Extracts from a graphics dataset
^^^^^^^^

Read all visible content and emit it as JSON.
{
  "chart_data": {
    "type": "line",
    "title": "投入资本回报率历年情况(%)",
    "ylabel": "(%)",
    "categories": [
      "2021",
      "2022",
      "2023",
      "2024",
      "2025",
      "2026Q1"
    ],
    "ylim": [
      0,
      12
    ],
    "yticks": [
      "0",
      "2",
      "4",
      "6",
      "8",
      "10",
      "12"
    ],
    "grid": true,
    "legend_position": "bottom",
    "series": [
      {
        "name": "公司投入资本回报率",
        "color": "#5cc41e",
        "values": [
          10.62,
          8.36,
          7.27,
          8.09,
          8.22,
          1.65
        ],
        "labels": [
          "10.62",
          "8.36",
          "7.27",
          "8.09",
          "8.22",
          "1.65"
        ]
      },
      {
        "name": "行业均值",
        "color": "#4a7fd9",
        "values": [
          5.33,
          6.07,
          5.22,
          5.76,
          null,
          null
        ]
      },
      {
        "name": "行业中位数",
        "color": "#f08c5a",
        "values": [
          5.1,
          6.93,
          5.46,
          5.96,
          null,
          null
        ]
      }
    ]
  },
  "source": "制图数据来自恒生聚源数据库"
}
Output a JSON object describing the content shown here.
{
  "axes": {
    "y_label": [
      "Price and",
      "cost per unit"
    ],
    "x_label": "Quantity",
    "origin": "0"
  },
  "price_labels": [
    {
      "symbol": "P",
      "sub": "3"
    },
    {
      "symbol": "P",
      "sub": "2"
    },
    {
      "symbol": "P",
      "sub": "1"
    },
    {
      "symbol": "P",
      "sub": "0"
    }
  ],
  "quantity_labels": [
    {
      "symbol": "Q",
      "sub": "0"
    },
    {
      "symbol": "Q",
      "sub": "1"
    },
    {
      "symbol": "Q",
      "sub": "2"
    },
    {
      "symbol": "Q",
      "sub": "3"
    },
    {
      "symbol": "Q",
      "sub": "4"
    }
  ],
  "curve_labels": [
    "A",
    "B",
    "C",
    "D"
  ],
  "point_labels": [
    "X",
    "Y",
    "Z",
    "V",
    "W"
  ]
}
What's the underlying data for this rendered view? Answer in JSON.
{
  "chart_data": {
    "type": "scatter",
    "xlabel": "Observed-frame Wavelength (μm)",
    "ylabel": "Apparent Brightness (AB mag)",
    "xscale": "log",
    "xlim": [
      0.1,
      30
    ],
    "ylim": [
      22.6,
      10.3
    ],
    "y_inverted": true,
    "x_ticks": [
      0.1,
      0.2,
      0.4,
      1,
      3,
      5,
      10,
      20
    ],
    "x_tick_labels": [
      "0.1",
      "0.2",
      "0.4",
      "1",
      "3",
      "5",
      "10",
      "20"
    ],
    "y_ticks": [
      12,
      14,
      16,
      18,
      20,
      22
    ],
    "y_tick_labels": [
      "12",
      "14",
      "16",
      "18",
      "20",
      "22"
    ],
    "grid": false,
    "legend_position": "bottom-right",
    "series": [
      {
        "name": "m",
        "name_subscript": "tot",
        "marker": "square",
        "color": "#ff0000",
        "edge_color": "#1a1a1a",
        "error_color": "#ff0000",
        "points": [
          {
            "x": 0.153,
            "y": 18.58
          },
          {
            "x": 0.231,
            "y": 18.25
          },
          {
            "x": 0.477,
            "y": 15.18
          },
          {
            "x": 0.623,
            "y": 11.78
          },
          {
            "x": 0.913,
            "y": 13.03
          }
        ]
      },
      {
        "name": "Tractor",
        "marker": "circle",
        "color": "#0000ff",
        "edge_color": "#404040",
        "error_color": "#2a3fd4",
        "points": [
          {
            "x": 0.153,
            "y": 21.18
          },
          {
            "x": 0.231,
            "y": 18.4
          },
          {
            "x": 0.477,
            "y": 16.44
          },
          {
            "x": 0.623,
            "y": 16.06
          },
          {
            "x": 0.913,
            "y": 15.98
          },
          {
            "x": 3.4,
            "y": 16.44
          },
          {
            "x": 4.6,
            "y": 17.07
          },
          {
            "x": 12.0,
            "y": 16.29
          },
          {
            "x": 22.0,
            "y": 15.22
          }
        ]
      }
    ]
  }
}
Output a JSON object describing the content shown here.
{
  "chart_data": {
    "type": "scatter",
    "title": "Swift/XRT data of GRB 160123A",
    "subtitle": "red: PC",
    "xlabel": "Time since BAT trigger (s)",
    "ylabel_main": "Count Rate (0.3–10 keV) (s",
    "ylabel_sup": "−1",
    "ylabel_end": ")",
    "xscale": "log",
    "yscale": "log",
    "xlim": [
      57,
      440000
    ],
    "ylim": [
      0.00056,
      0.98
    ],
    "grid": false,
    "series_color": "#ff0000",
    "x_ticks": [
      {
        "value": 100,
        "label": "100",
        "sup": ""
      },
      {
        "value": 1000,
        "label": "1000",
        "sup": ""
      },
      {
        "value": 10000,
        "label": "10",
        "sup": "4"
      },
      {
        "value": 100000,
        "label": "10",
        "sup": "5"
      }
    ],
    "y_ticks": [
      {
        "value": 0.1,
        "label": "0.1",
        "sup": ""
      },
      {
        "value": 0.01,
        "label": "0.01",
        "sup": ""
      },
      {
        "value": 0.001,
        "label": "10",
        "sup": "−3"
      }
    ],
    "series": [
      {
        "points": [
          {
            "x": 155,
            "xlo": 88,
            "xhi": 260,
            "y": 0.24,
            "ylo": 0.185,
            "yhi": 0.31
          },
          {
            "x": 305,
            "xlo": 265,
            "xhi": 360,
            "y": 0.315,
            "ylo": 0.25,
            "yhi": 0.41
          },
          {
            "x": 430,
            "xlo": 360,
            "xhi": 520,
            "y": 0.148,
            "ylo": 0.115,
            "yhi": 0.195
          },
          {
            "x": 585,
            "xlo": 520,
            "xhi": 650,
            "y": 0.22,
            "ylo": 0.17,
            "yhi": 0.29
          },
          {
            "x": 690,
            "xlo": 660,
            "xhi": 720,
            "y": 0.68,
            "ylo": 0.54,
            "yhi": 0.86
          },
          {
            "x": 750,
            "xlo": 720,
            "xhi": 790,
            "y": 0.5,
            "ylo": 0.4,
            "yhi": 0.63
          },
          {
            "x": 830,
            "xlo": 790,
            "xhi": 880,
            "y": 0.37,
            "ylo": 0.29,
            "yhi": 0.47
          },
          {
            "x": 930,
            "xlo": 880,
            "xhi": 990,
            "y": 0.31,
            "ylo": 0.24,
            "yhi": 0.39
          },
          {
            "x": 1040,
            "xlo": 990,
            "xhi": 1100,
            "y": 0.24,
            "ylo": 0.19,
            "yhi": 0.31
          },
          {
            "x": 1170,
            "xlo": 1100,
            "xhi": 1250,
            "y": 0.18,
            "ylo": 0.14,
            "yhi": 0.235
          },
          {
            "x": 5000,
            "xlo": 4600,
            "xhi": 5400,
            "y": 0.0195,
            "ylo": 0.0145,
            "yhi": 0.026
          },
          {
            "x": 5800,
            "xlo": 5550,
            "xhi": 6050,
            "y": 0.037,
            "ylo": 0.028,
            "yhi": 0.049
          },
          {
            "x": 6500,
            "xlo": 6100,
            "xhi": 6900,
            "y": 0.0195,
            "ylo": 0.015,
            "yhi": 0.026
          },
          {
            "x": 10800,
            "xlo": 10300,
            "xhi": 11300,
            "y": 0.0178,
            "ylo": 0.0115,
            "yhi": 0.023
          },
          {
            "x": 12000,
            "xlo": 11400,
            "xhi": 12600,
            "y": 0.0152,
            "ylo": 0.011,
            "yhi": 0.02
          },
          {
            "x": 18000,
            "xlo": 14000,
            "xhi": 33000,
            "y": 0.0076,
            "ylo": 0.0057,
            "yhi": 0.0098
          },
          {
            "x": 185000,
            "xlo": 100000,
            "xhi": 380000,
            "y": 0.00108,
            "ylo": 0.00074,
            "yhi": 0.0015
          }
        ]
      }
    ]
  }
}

^^^^^^^^

§ Set task:
Pull out every line of the records above that contains the word "JSON".

§ Final answer:
Read all visible content and emit it as JSON.
Output a JSON object describing the content shown here.
What's the underlying data for this rendered view? Answer in JSON.
Output a JSON object describing the content shown here.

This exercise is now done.